How to Build a Bird Kite is an interactive piece from The New York Time's style desk in collaboration with designer/artist Laurel Schwulst. The piece, framed as “a craft tutorial that doubles as a meditative experience”, features click-through video steps with Schwulst’s commentary showing you how to build the kite.

In Gee’s Bend, a small community of African American women developed a generation-spanning quilting tradition: “Quilts were made first and foremost out of necessity. The women needed to keep themselves and their families warm, but had little access to material. To solve this they began recycling scraps of fabric from worn clothing and feed sacks. The results were bold both in color and in pattern.” Exchanging designs and patterns became a fixture of social life, and grew into a “practice of artistic dialogue through observation and modification”.

You could argue How to Build a Bird Kite’s effectiveness is measured by conversion rate, and this may partially explain why NYT Co. paid for it and published it. Or instead, you could say it transmitted the practical knowledge of how to build a kite shaped like a bird. Or you could try to measure how calm it makes readers. But none of these gets at what is so exciting about the existence of this project. The value is in the meaning, which I take to be the ironic delight of something completely quaint and un-newsworthy getting a full piece in The New York Times, hand-in-hand with the philosophy of modest creation and beauty that Schwulst imparts. The Gee’s Bend quilts should sweep you with the same idea. The fact that the quilts were a cost-effective solution for staying warm is possibly the least interesting thing about them, as admirable as it is. They are inspiring because their designers took this ‘problem’ and turned it into a constantly evolving visual and cultural dialogue.

# [Task]
Copy the part of the passage on the bird kite and the Gee's Bend quilts that begins at the words containing "How to Build a Bird Kite is" and stops after "build the kite.". The material that follows was drawn from a separate source.

Entries from a dataset:
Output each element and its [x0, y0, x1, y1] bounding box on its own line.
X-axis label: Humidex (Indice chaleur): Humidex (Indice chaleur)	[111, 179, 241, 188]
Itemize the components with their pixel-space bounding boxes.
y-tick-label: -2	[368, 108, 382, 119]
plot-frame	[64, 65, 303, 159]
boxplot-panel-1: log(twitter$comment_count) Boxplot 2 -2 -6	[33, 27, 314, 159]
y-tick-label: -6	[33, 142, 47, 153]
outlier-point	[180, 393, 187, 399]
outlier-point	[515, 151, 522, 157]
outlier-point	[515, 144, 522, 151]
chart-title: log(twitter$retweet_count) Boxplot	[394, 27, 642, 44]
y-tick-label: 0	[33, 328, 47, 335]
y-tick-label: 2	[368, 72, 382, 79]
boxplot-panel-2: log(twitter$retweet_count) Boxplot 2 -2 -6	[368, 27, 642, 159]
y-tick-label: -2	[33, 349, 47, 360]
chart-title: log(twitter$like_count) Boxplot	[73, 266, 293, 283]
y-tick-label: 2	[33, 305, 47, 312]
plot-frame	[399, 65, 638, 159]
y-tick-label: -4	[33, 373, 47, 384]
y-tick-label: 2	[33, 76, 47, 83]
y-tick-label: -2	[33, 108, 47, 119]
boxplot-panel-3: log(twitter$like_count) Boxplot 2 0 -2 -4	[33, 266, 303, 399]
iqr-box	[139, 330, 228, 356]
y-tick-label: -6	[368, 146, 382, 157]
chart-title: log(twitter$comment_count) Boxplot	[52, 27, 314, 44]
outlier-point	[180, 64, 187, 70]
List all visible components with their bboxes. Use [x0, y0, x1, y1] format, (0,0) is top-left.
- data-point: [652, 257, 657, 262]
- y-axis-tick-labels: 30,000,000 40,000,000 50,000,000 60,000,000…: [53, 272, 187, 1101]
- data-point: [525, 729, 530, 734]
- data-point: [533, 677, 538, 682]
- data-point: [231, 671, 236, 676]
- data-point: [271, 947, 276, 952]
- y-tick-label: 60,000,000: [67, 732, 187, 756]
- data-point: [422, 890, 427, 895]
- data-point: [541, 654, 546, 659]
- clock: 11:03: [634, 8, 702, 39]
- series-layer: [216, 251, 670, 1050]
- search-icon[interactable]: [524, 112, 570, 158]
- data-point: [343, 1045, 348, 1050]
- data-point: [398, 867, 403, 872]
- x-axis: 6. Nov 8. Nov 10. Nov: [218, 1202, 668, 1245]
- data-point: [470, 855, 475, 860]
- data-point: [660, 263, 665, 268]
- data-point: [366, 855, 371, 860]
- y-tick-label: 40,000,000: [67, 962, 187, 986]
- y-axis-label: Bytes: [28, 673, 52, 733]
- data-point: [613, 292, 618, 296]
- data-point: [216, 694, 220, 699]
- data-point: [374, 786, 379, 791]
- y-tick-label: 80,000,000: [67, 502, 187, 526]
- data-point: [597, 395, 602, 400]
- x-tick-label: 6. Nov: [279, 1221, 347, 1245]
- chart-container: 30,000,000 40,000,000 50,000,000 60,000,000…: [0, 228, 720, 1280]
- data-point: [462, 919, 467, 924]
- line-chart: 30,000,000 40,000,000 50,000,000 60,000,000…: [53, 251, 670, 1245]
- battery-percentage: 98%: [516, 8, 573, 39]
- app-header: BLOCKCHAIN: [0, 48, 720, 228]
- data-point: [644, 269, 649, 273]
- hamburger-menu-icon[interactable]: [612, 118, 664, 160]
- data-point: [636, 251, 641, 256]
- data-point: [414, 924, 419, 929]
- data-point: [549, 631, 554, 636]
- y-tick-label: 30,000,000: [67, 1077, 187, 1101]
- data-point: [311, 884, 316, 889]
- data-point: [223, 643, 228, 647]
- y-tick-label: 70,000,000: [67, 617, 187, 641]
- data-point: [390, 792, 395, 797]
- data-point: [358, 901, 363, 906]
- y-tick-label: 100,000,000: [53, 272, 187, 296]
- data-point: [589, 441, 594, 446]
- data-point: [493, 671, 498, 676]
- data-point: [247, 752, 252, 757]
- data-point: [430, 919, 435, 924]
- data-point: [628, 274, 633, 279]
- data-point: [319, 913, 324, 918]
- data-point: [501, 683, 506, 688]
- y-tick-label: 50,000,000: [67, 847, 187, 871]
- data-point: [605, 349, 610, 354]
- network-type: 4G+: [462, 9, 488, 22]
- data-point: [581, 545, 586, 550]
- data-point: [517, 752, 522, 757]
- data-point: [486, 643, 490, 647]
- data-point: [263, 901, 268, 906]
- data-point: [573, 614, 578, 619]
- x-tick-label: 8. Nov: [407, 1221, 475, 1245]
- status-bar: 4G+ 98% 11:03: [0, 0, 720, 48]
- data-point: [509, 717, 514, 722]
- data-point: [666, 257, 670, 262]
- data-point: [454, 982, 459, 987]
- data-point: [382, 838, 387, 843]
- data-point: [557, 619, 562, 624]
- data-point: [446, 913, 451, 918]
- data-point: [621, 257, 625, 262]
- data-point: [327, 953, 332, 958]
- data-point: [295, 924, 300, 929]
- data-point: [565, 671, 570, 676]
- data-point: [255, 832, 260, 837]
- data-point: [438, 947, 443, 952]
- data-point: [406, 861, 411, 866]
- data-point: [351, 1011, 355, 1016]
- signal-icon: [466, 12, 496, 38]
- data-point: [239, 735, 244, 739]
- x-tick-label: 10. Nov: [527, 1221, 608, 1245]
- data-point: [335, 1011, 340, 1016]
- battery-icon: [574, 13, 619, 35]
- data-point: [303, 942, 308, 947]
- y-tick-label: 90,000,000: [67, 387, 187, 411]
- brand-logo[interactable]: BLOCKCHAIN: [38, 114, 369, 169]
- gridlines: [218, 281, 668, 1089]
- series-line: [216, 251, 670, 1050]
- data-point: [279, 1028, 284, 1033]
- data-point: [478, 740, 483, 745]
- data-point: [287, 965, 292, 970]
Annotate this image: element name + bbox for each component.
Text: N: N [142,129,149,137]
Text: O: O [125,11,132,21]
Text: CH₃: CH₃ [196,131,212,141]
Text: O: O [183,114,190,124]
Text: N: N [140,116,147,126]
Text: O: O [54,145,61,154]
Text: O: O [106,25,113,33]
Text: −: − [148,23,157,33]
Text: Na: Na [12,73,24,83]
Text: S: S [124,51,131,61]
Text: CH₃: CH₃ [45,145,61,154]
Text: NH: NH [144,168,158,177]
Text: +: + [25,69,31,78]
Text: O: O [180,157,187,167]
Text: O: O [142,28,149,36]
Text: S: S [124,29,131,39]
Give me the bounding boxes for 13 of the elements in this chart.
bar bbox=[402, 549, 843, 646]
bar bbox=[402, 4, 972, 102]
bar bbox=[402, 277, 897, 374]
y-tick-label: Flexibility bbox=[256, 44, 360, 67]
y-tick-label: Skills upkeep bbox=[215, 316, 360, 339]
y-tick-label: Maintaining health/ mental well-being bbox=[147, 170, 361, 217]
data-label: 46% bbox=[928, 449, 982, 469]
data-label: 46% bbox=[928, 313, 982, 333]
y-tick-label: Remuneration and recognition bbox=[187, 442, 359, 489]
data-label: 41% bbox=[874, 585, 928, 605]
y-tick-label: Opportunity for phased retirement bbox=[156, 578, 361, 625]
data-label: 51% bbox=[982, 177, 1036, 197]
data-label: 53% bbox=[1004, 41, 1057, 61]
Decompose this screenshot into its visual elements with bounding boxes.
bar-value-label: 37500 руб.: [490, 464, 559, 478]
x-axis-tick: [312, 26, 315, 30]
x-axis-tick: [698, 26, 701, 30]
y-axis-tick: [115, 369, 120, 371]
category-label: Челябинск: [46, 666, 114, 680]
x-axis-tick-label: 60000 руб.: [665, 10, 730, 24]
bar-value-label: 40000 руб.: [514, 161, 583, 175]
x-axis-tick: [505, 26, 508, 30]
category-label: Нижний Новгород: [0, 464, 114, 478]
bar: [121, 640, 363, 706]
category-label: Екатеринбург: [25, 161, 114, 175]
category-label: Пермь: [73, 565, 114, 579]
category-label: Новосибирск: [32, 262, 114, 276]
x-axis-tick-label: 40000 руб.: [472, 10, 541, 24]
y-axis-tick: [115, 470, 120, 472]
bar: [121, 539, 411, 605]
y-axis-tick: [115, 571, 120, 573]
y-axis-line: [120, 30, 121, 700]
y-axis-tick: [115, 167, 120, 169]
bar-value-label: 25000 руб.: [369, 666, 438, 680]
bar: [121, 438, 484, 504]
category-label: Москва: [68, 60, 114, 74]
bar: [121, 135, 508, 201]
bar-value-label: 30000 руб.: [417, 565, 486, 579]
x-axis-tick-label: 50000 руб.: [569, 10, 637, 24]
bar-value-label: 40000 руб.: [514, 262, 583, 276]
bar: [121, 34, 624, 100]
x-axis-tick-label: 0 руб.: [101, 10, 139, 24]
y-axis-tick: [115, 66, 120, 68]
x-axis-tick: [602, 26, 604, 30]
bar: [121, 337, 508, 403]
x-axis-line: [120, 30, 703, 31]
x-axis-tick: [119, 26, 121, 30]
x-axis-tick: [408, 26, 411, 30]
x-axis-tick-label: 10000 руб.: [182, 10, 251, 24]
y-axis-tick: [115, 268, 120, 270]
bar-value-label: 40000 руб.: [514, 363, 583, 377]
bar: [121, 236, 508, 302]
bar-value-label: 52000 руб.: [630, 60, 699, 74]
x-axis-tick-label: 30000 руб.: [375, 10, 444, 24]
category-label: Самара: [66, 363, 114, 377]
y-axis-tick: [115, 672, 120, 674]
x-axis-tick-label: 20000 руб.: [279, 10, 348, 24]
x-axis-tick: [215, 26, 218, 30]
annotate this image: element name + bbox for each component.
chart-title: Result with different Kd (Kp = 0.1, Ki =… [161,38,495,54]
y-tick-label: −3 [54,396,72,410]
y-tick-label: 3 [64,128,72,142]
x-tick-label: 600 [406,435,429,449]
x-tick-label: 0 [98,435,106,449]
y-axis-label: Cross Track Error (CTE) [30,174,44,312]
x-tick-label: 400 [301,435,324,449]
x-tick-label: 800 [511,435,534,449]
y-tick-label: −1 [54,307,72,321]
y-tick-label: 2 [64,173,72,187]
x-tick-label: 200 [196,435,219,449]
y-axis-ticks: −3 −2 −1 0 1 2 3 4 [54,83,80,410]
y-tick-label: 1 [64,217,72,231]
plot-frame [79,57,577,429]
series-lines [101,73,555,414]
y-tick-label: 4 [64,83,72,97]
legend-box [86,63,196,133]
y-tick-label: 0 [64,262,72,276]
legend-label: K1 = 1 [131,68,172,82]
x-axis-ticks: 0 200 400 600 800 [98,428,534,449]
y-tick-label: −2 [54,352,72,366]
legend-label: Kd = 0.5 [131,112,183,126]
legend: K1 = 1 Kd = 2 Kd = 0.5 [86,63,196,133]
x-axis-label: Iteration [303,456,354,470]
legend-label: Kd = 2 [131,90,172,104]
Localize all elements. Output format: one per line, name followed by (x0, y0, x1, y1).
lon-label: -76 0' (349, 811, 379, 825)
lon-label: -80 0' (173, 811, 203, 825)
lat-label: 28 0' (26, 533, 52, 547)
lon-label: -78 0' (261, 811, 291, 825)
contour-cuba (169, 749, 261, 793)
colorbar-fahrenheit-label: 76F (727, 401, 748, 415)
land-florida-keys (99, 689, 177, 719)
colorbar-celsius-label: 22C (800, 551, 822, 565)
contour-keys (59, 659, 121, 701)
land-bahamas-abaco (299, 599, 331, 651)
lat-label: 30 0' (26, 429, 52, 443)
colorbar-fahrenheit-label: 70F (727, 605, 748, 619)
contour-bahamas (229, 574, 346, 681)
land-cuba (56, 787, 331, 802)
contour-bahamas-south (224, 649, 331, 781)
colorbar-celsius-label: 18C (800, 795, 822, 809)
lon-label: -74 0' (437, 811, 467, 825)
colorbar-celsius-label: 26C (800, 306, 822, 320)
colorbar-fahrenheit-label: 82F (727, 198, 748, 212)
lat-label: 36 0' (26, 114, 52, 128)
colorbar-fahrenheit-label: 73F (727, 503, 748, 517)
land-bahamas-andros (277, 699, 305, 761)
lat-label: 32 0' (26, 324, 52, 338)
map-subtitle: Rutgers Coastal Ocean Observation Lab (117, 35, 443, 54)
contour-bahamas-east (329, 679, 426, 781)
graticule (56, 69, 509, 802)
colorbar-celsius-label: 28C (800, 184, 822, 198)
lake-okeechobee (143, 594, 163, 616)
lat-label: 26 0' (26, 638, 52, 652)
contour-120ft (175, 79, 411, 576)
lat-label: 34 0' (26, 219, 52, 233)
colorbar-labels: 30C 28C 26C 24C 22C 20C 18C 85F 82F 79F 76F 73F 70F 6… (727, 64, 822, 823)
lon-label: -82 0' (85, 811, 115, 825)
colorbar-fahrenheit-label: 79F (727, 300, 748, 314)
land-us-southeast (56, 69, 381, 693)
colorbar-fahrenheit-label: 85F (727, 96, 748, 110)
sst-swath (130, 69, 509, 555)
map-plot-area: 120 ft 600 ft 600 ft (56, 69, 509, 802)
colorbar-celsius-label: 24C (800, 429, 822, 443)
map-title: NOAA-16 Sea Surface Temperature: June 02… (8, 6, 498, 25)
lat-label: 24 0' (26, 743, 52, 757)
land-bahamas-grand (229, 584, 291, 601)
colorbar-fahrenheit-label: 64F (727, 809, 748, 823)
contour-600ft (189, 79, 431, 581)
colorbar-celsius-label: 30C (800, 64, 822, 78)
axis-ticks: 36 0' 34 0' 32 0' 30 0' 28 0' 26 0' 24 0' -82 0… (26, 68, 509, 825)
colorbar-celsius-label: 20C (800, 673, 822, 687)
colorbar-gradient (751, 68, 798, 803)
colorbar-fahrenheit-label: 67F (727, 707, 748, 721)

# [Response to the exercise]
How to Build a Bird Kite is an interactive piece from The New York Time's style desk in collaboration with designer/artist Laurel Schwulst. The piece, framed as “a craft tutorial that doubles as a meditative experience”, features click-through video steps with Schwulst’s commentary showing you how to build the kite.